— begin —
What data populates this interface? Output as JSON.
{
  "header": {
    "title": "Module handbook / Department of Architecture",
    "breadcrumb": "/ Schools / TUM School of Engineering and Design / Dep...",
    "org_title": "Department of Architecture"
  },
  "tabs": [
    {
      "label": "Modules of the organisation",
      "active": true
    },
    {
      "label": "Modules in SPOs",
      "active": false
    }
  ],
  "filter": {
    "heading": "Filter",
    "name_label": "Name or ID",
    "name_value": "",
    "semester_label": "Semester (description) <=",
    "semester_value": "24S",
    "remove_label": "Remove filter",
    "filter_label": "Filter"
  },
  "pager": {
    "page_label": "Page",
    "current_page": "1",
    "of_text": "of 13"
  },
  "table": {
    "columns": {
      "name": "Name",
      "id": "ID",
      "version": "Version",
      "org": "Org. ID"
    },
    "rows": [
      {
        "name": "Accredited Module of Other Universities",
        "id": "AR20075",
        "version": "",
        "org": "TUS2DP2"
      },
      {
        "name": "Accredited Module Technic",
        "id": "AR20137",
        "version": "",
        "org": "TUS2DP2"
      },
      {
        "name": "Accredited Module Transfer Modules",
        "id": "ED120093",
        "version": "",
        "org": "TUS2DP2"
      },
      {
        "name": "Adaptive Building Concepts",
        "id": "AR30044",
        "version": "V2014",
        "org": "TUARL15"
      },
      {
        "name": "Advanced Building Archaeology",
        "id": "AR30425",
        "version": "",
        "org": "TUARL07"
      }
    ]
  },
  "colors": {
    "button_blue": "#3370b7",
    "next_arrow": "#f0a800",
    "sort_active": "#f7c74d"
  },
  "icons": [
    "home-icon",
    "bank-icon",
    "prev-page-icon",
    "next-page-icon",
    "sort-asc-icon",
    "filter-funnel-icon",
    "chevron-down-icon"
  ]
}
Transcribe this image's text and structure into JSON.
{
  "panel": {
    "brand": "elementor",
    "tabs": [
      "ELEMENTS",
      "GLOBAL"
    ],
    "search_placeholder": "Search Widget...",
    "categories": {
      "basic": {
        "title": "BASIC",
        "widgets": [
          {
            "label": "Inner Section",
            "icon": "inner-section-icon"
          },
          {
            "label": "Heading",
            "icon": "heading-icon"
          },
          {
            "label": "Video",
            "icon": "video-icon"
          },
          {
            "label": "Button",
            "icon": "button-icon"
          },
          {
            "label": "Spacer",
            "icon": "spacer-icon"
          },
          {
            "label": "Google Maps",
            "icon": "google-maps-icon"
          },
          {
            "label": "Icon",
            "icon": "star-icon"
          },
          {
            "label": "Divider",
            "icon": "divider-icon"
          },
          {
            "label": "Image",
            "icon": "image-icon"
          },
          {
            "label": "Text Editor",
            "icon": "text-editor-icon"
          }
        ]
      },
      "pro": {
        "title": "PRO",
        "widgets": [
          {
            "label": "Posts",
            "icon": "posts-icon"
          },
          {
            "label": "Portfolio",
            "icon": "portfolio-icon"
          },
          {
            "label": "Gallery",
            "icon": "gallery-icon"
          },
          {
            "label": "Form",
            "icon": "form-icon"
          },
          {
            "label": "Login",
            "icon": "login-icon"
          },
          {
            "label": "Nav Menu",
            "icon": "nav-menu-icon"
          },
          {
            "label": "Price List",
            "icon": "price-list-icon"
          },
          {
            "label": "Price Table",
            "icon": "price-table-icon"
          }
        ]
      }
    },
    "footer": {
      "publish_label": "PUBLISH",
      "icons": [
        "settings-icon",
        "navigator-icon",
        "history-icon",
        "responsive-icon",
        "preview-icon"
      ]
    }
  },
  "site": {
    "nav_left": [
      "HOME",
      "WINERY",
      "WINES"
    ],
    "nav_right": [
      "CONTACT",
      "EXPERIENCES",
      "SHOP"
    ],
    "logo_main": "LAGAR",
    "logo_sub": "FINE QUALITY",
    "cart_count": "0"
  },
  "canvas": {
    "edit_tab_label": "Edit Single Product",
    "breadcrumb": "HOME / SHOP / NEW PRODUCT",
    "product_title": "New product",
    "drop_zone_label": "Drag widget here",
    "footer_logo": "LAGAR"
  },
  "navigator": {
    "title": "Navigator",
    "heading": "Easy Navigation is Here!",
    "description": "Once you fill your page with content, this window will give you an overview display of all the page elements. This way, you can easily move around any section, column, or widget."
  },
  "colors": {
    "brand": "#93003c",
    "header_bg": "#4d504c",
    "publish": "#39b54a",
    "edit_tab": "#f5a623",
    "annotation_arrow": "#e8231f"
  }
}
— end —
Using the entries above, return each line that includes the word "SHOP".

**WRITTEN SOLUTION**
      "SHOP"
    "breadcrumb": "HOME / SHOP / NEW PRODUCT",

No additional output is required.